> Data for this task:
========================================

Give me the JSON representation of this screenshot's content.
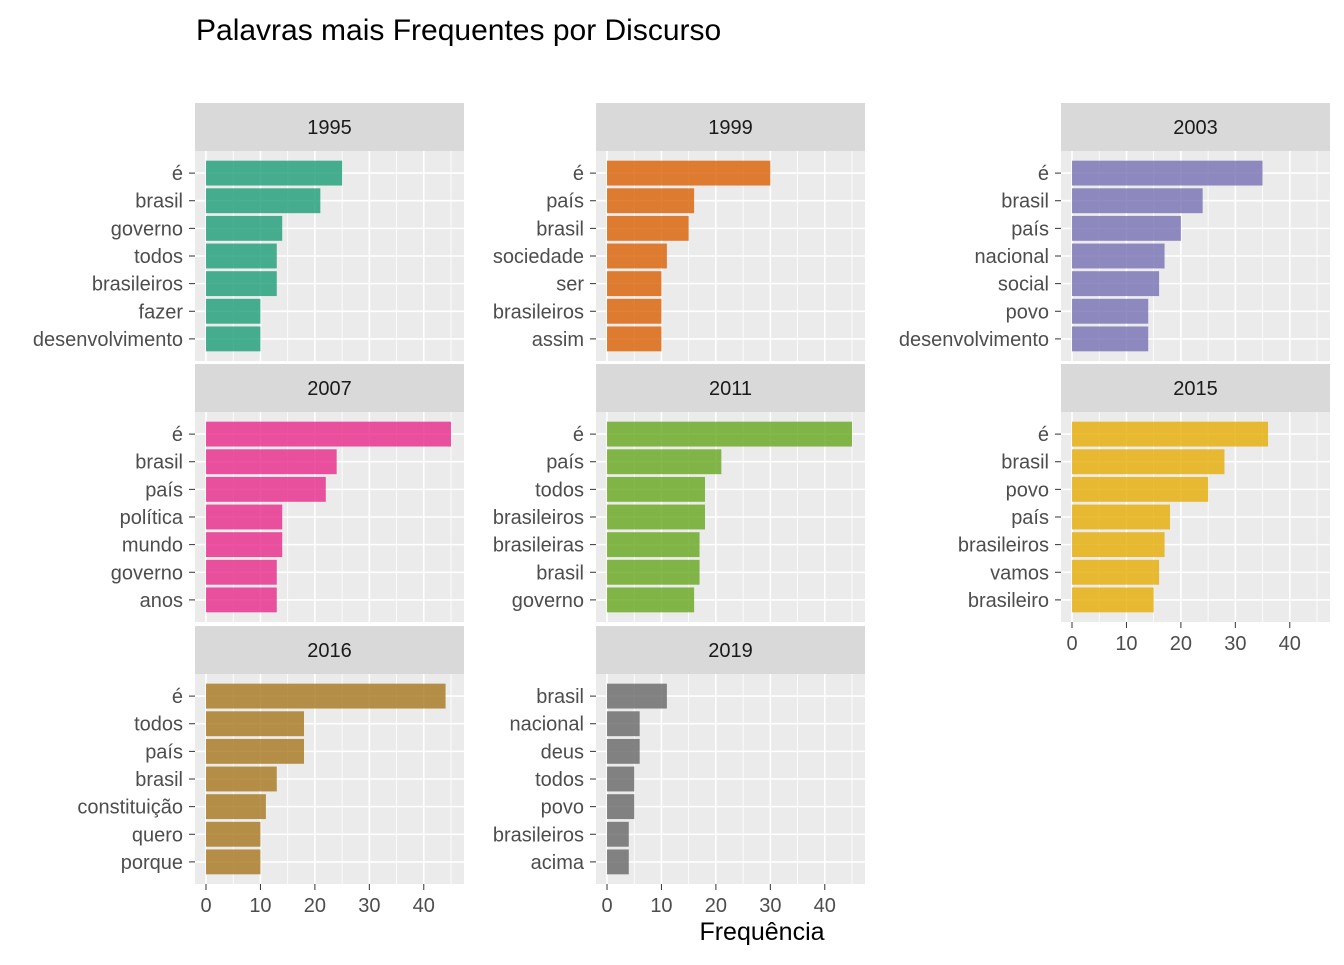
{
  "chart_data": {
    "type": "bar",
    "orientation": "horizontal",
    "title": "Palavras mais Frequentes por Discurso",
    "xlabel": "Frequência",
    "ylabel": "",
    "xlim": [
      0,
      47
    ],
    "x_ticks": [
      0,
      10,
      20,
      30,
      40
    ],
    "grid": true,
    "legend": "none",
    "panels": [
      {
        "label": "1995",
        "color": "#1B9E77",
        "categories": [
          "é",
          "brasil",
          "governo",
          "todos",
          "brasileiros",
          "fazer",
          "desenvolvimento"
        ],
        "values": [
          25,
          21,
          14,
          13,
          13,
          10,
          10
        ]
      },
      {
        "label": "1999",
        "color": "#D95F02",
        "categories": [
          "é",
          "país",
          "brasil",
          "sociedade",
          "ser",
          "brasileiros",
          "assim"
        ],
        "values": [
          30,
          16,
          15,
          11,
          10,
          10,
          10
        ]
      },
      {
        "label": "2003",
        "color": "#7570B3",
        "categories": [
          "é",
          "brasil",
          "país",
          "nacional",
          "social",
          "povo",
          "desenvolvimento"
        ],
        "values": [
          35,
          24,
          20,
          17,
          16,
          14,
          14
        ]
      },
      {
        "label": "2007",
        "color": "#E7298A",
        "categories": [
          "é",
          "brasil",
          "país",
          "política",
          "mundo",
          "governo",
          "anos"
        ],
        "values": [
          45,
          24,
          22,
          14,
          14,
          13,
          13
        ]
      },
      {
        "label": "2011",
        "color": "#66A61E",
        "categories": [
          "é",
          "país",
          "todos",
          "brasileiros",
          "brasileiras",
          "brasil",
          "governo"
        ],
        "values": [
          45,
          21,
          18,
          18,
          17,
          17,
          16
        ]
      },
      {
        "label": "2015",
        "color": "#E6AB02",
        "categories": [
          "é",
          "brasil",
          "povo",
          "país",
          "brasileiros",
          "vamos",
          "brasileiro"
        ],
        "values": [
          36,
          28,
          25,
          18,
          17,
          16,
          15
        ]
      },
      {
        "label": "2016",
        "color": "#A6761D",
        "categories": [
          "é",
          "todos",
          "país",
          "brasil",
          "constituição",
          "quero",
          "porque"
        ],
        "values": [
          44,
          18,
          18,
          13,
          11,
          10,
          10
        ]
      },
      {
        "label": "2019",
        "color": "#666666",
        "categories": [
          "brasil",
          "nacional",
          "deus",
          "todos",
          "povo",
          "brasileiros",
          "acima"
        ],
        "values": [
          11,
          6,
          6,
          5,
          5,
          4,
          4
        ]
      }
    ]
  }
}
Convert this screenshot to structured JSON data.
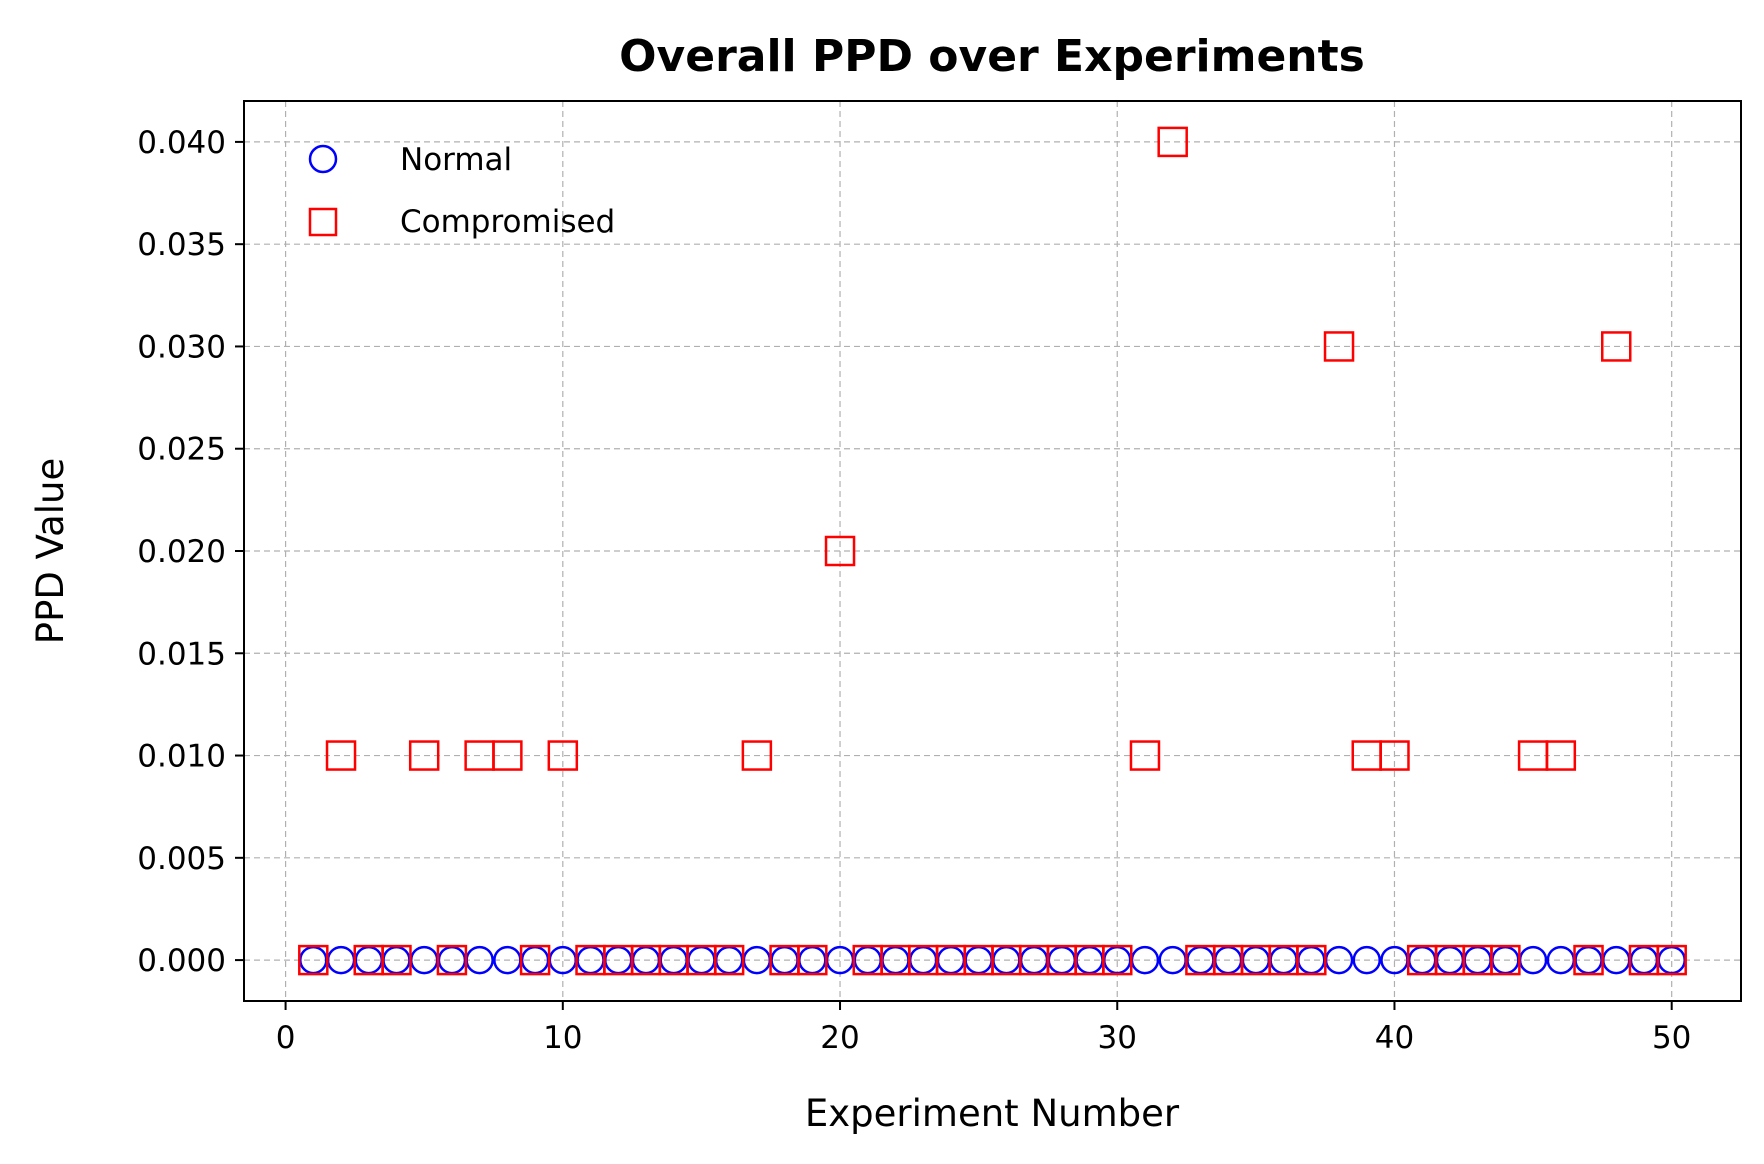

========================================

Repeat the data exactly in full, omitting its pictures.

> Exercise answer:
Give me the JSON representation of this screenshot's content.
{
  "chart_data": {
    "type": "bar",
    "orientation": "horizontal",
    "title": "Palavras mais Frequentes por Discurso",
    "xlabel": "Frequência",
    "ylabel": "",
    "xlim": [
      0,
      47
    ],
    "x_ticks": [
      0,
      10,
      20,
      30,
      40
    ],
    "grid": true,
    "legend": "none",
    "panels": [
      {
        "label": "1995",
        "color": "#1B9E77",
        "categories": [
          "é",
          "brasil",
          "governo",
          "todos",
          "brasileiros",
          "fazer",
          "desenvolvimento"
        ],
        "values": [
          25,
          21,
          14,
          13,
          13,
          10,
          10
        ]
      },
      {
        "label": "1999",
        "color": "#D95F02",
        "categories": [
          "é",
          "país",
          "brasil",
          "sociedade",
          "ser",
          "brasileiros",
          "assim"
        ],
        "values": [
          30,
          16,
          15,
          11,
          10,
          10,
          10
        ]
      },
      {
        "label": "2003",
        "color": "#7570B3",
        "categories": [
          "é",
          "brasil",
          "país",
          "nacional",
          "social",
          "povo",
          "desenvolvimento"
        ],
        "values": [
          35,
          24,
          20,
          17,
          16,
          14,
          14
        ]
      },
      {
        "label": "2007",
        "color": "#E7298A",
        "categories": [
          "é",
          "brasil",
          "país",
          "política",
          "mundo",
          "governo",
          "anos"
        ],
        "values": [
          45,
          24,
          22,
          14,
          14,
          13,
          13
        ]
      },
      {
        "label": "2011",
        "color": "#66A61E",
        "categories": [
          "é",
          "país",
          "todos",
          "brasileiros",
          "brasileiras",
          "brasil",
          "governo"
        ],
        "values": [
          45,
          21,
          18,
          18,
          17,
          17,
          16
        ]
      },
      {
        "label": "2015",
        "color": "#E6AB02",
        "categories": [
          "é",
          "brasil",
          "povo",
          "país",
          "brasileiros",
          "vamos",
          "brasileiro"
        ],
        "values": [
          36,
          28,
          25,
          18,
          17,
          16,
          15
        ]
      },
      {
        "label": "2016",
        "color": "#A6761D",
        "categories": [
          "é",
          "todos",
          "país",
          "brasil",
          "constituição",
          "quero",
          "porque"
        ],
        "values": [
          44,
          18,
          18,
          13,
          11,
          10,
          10
        ]
      },
      {
        "label": "2019",
        "color": "#666666",
        "categories": [
          "brasil",
          "nacional",
          "deus",
          "todos",
          "povo",
          "brasileiros",
          "acima"
        ],
        "values": [
          11,
          6,
          6,
          5,
          5,
          4,
          4
        ]
      }
    ]
  }
}
Convert this screenshot to structured JSON data.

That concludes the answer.